**TO BE DONE**
State the number of lines in the material below that have "hőrögzítéses" in them, without any other text.

**EXTRACTED DATA**
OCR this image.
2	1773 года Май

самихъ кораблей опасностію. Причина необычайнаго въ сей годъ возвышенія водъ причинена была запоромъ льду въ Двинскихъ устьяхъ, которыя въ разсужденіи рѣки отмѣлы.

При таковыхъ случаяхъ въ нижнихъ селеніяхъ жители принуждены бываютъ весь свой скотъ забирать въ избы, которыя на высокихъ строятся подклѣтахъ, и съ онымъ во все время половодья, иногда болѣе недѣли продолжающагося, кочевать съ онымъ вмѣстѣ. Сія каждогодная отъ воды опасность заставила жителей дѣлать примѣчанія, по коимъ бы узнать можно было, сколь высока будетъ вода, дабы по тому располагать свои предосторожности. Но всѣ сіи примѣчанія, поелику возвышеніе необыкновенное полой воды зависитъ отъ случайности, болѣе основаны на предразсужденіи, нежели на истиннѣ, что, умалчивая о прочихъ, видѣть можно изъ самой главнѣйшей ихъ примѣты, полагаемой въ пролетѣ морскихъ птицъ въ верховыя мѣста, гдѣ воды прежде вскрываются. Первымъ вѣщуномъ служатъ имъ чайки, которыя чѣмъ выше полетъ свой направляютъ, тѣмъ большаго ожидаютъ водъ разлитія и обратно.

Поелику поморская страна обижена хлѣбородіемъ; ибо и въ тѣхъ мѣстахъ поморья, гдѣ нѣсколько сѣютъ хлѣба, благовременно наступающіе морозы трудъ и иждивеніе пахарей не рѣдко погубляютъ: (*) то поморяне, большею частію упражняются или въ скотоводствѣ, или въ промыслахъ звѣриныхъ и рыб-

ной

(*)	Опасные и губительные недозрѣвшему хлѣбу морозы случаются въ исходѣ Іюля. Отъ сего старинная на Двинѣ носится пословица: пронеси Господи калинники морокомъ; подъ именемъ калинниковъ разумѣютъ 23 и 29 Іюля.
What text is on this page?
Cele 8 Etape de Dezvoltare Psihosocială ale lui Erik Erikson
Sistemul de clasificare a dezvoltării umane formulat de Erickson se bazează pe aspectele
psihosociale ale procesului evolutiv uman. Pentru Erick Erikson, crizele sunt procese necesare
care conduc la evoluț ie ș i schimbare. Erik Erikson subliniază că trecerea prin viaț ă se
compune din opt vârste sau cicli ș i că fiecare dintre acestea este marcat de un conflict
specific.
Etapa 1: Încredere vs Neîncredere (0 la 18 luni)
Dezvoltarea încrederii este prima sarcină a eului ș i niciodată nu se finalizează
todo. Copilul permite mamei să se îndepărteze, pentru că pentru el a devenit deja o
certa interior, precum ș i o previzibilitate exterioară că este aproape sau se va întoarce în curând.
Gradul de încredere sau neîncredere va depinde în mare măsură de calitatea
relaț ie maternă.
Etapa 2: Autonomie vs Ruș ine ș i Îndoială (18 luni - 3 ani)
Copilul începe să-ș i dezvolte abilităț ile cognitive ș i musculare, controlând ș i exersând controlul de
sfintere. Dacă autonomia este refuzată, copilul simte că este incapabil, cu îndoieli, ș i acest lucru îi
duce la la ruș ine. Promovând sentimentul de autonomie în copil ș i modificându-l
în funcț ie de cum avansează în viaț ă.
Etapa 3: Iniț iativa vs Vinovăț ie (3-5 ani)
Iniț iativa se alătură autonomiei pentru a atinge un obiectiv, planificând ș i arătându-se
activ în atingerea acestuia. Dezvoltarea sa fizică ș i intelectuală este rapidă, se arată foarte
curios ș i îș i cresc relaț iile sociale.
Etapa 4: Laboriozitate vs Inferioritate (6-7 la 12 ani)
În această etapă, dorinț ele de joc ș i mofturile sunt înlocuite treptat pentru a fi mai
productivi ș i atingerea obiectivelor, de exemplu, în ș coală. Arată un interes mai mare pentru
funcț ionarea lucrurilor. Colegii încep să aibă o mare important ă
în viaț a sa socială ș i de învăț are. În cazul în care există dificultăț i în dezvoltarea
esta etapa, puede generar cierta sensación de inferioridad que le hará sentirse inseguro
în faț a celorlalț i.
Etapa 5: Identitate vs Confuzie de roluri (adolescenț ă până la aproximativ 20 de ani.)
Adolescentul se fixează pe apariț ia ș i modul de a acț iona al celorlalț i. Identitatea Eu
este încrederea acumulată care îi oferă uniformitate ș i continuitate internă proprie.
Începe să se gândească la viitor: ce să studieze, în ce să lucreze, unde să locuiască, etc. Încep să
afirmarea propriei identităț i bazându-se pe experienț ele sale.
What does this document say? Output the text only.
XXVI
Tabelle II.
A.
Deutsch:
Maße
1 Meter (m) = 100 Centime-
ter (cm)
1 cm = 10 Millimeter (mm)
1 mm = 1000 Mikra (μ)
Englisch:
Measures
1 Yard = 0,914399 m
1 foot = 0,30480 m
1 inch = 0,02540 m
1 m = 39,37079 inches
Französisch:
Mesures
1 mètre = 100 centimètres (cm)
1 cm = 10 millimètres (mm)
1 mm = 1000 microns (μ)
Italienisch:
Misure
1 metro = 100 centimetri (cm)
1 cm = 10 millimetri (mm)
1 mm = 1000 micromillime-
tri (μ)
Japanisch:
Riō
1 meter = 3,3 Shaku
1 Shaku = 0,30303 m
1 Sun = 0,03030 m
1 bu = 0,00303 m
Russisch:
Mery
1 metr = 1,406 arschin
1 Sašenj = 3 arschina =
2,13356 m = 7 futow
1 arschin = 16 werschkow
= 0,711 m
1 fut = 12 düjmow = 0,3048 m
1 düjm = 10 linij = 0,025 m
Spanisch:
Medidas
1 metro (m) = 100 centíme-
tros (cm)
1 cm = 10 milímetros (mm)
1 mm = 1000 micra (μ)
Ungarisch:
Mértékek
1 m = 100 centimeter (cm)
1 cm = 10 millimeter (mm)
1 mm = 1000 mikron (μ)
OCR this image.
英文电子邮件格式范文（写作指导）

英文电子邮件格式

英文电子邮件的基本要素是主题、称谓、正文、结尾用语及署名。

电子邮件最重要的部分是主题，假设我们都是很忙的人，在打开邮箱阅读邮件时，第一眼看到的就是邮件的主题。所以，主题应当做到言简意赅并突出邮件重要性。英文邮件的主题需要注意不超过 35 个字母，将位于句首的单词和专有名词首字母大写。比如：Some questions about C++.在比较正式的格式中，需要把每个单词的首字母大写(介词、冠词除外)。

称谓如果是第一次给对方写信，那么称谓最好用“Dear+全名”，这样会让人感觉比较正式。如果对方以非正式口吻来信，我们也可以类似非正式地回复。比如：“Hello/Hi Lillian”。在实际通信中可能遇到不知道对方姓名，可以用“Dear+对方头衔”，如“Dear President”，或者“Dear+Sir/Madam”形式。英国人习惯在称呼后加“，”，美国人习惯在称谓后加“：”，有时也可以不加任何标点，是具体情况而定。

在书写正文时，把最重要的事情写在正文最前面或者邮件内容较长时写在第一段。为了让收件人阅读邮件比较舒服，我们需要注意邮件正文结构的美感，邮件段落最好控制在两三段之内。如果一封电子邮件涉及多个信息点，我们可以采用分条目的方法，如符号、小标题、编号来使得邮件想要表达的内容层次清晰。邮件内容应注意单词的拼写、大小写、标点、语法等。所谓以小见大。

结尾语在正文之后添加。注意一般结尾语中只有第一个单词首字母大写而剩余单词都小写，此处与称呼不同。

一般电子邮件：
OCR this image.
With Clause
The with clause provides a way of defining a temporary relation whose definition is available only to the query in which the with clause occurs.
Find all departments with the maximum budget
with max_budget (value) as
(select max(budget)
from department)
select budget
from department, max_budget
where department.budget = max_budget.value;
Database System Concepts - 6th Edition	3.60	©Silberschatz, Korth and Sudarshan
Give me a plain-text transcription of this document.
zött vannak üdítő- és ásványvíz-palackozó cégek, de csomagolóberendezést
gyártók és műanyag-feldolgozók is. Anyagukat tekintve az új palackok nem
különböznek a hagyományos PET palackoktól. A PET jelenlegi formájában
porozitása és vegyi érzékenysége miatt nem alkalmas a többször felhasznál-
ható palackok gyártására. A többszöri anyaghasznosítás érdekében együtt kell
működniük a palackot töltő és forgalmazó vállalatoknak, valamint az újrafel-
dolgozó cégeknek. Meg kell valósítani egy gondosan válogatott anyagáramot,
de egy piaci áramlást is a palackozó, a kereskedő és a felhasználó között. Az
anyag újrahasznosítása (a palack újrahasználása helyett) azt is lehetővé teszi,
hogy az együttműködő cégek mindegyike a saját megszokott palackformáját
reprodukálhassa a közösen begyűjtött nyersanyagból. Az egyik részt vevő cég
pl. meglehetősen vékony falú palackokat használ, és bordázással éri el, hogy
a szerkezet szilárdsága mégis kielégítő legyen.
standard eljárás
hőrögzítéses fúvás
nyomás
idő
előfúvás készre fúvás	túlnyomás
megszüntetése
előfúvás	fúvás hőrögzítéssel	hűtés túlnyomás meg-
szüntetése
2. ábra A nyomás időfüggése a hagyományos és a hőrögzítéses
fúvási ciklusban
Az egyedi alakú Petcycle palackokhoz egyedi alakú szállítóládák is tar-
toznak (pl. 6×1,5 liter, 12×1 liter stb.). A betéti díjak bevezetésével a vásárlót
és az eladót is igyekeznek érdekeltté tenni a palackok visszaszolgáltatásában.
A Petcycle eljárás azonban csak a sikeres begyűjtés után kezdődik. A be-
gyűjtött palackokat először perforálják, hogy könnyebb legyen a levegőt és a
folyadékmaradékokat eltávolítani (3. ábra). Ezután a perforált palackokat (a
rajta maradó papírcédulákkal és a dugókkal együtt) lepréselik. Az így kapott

**COMPLETED TASK**
2